#### GIVEN ENTRIES
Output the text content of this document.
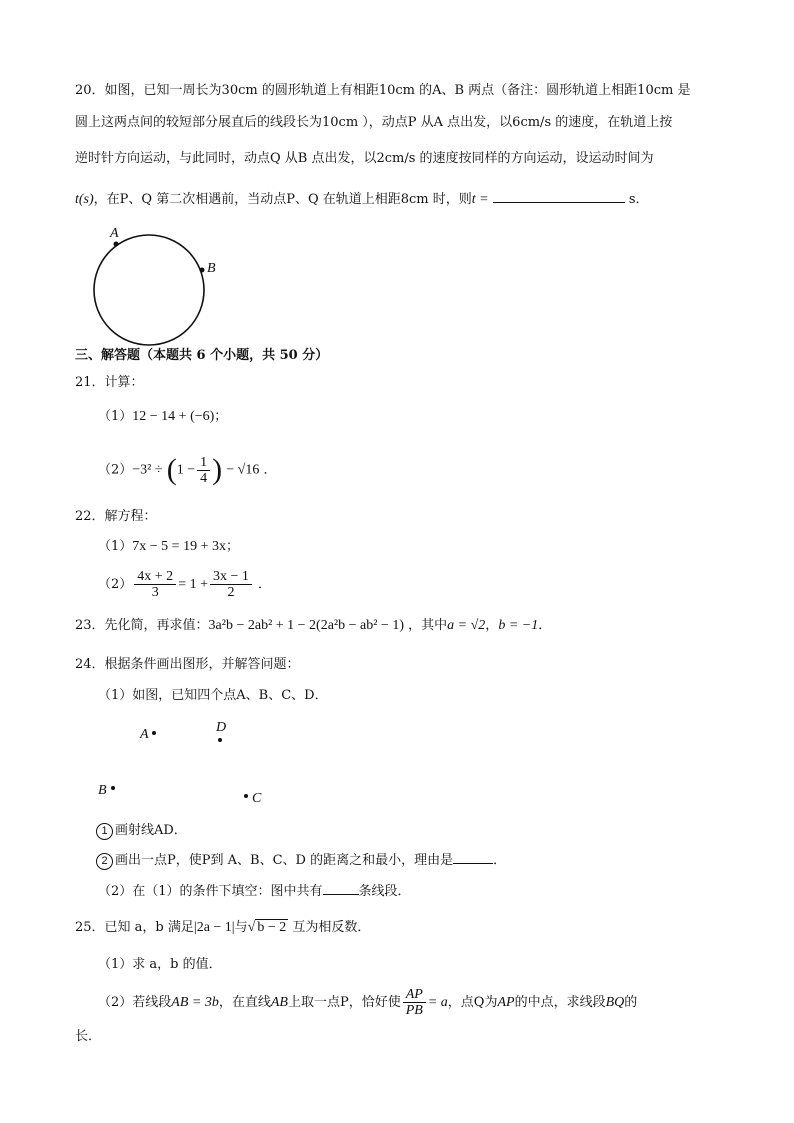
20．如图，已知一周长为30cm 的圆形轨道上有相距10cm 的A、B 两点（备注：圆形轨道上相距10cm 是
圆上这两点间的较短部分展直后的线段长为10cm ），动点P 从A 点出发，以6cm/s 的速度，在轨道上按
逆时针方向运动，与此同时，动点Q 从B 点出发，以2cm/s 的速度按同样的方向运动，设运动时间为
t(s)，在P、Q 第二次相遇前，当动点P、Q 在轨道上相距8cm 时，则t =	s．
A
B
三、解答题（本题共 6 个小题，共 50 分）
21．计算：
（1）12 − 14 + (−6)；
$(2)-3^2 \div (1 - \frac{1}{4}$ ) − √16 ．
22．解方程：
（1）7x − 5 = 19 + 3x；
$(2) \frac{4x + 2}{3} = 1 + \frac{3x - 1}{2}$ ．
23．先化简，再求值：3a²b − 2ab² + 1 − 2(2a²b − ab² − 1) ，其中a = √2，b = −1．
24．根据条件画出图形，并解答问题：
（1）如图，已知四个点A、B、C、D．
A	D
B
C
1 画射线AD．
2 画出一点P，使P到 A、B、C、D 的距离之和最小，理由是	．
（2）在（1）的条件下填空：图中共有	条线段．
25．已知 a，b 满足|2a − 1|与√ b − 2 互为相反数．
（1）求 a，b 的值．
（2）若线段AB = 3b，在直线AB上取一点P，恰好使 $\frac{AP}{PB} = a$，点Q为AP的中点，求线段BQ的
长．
########
--- INSTRUCTIONS FOR THE TASK ---
Leave out the pictures and give the rest of the records again exactly.

--- WRITTEN RESPONSE ---
Output the text content of this document.
20．如图，已知一周长为30cm 的圆形轨道上有相距10cm 的A、B 两点（备注：圆形轨道上相距10cm 是
圆上这两点间的较短部分展直后的线段长为10cm ），动点P 从A 点出发，以6cm/s 的速度，在轨道上按
逆时针方向运动，与此同时，动点Q 从B 点出发，以2cm/s 的速度按同样的方向运动，设运动时间为
t(s)，在P、Q 第二次相遇前，当动点P、Q 在轨道上相距8cm 时，则t =	s．
A
B
三、解答题（本题共 6 个小题，共 50 分）
21．计算：
（1）12 − 14 + (−6)；
$(2)-3^2 \div (1 - \frac{1}{4}$ ) − √16 ．
22．解方程：
（1）7x − 5 = 19 + 3x；
$(2) \frac{4x + 2}{3} = 1 + \frac{3x - 1}{2}$ ．
23．先化简，再求值：3a²b − 2ab² + 1 − 2(2a²b − ab² − 1) ，其中a = √2，b = −1．
24．根据条件画出图形，并解答问题：
（1）如图，已知四个点A、B、C、D．
A	D
B
C
1 画射线AD．
2 画出一点P，使P到 A、B、C、D 的距离之和最小，理由是	．
（2）在（1）的条件下填空：图中共有	条线段．
25．已知 a，b 满足|2a − 1|与√ b − 2 互为相反数．
（1）求 a，b 的值．
（2）若线段AB = 3b，在直线AB上取一点P，恰好使 $\frac{AP}{PB} = a$，点Q为AP的中点，求线段BQ的
长．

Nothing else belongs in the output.